What you are asked to do —
Would it be possible to write out each entry below exactly, without the pictures?

Stored dataset items —
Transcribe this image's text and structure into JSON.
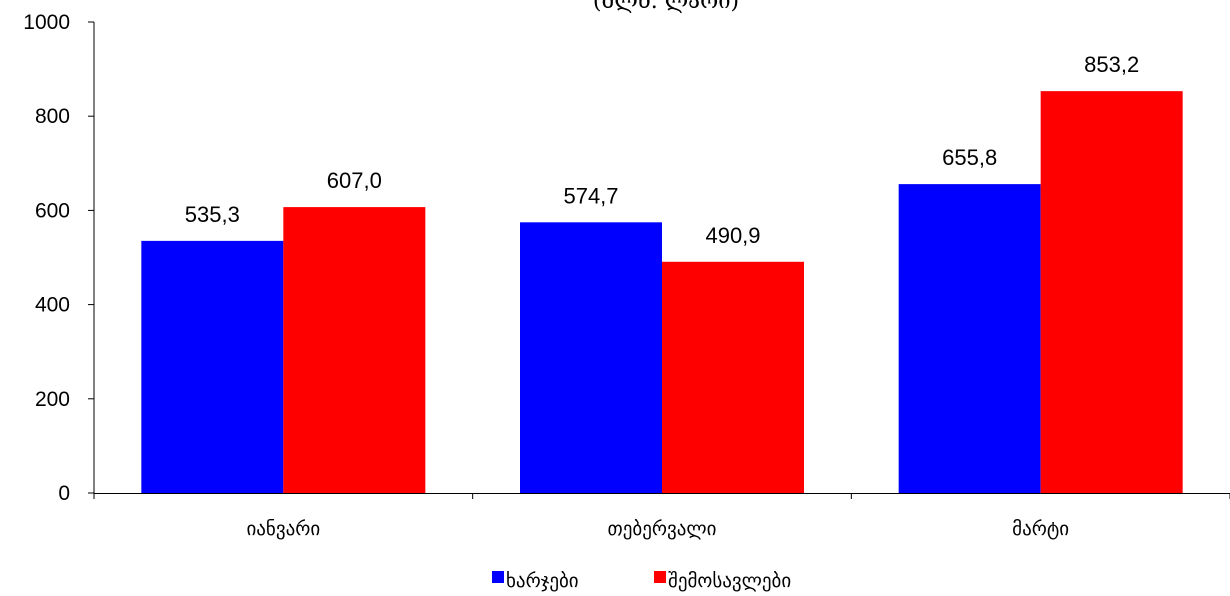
{
  "chart_data": {
    "type": "bar",
    "subtitle": "(მლნ. ლარი)",
    "categories": [
      "იანვარი",
      "თებერვალი",
      "მარტი"
    ],
    "series": [
      {
        "name": "ხარჯები",
        "color": "#0000FF",
        "values": [
          535.3,
          574.7,
          655.8
        ],
        "labels": [
          "535,3",
          "574,7",
          "655,8"
        ]
      },
      {
        "name": "შემოსავლები",
        "color": "#FF0000",
        "values": [
          607.0,
          490.9,
          853.2
        ],
        "labels": [
          "607,0",
          "490,9",
          "853,2"
        ]
      }
    ],
    "ylim": [
      0,
      1000
    ],
    "yticks": [
      0,
      200,
      400,
      600,
      800,
      1000
    ],
    "grid": false,
    "legend_position": "bottom"
  }
}
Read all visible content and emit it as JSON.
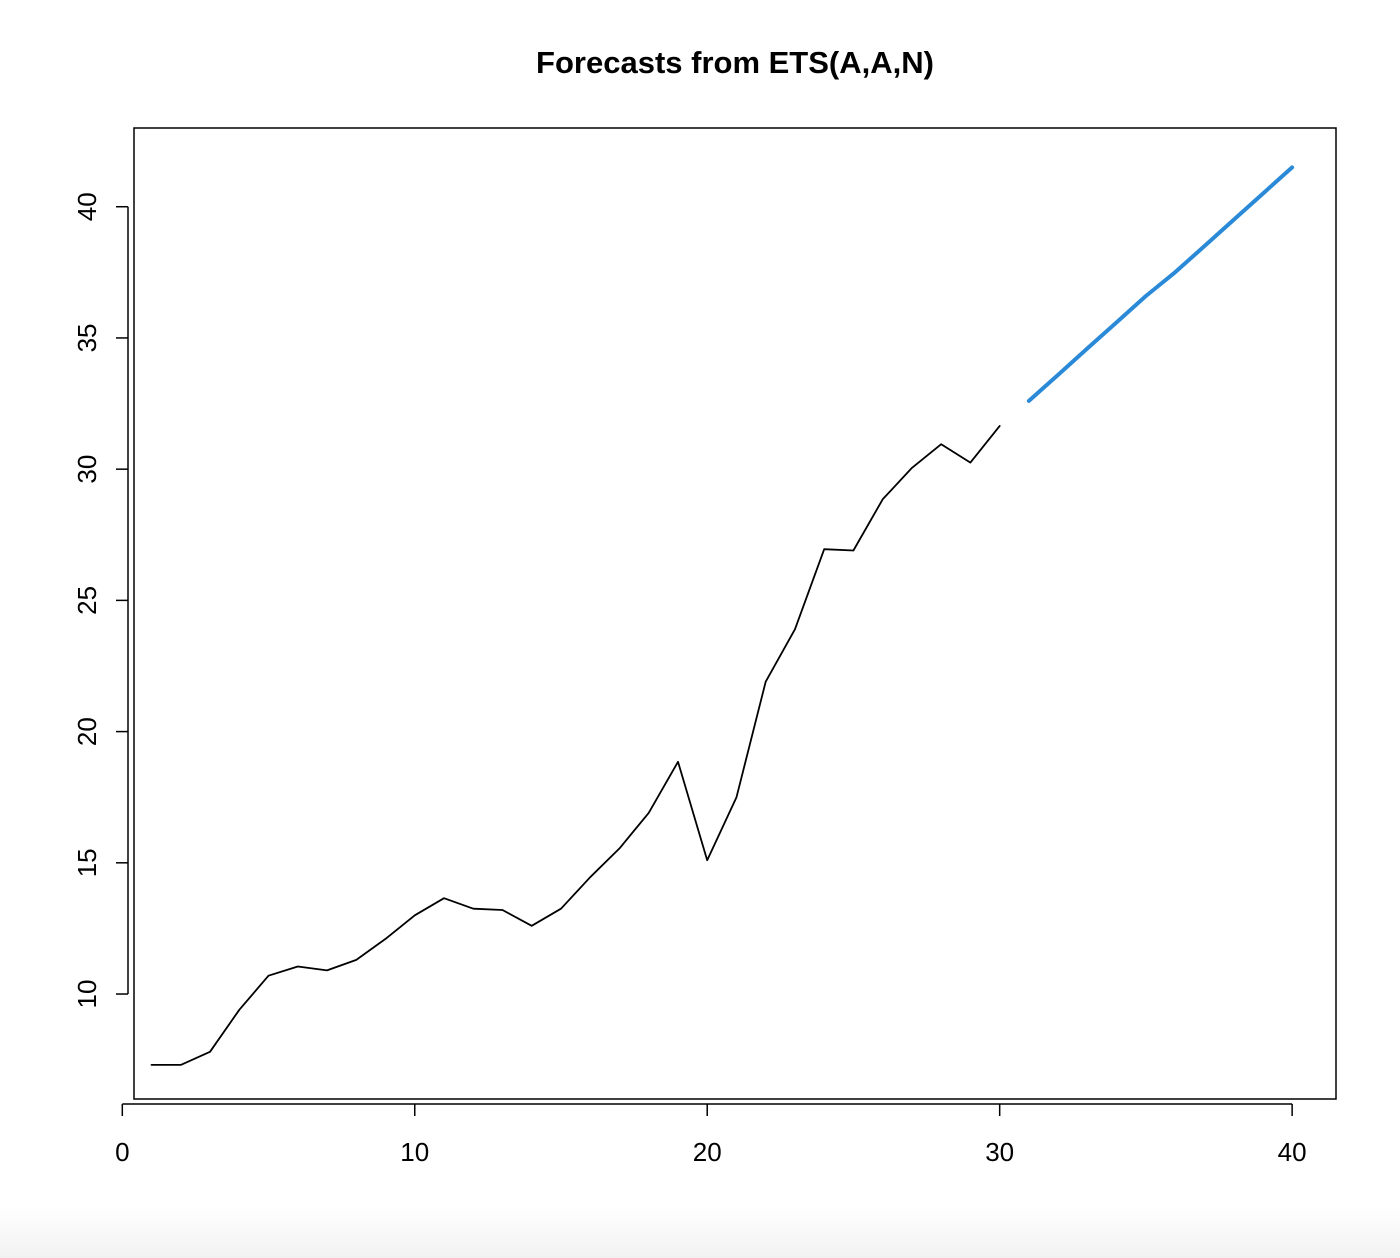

Answer —
Transcribe this image's text and structure into JSON.
{
  "chart_data": {
    "type": "bar",
    "subtitle": "(მლნ. ლარი)",
    "categories": [
      "იანვარი",
      "თებერვალი",
      "მარტი"
    ],
    "series": [
      {
        "name": "ხარჯები",
        "color": "#0000FF",
        "values": [
          535.3,
          574.7,
          655.8
        ],
        "labels": [
          "535,3",
          "574,7",
          "655,8"
        ]
      },
      {
        "name": "შემოსავლები",
        "color": "#FF0000",
        "values": [
          607.0,
          490.9,
          853.2
        ],
        "labels": [
          "607,0",
          "490,9",
          "853,2"
        ]
      }
    ],
    "ylim": [
      0,
      1000
    ],
    "yticks": [
      0,
      200,
      400,
      600,
      800,
      1000
    ],
    "grid": false,
    "legend_position": "bottom"
  }
}
Read all visible content and emit it as JSON.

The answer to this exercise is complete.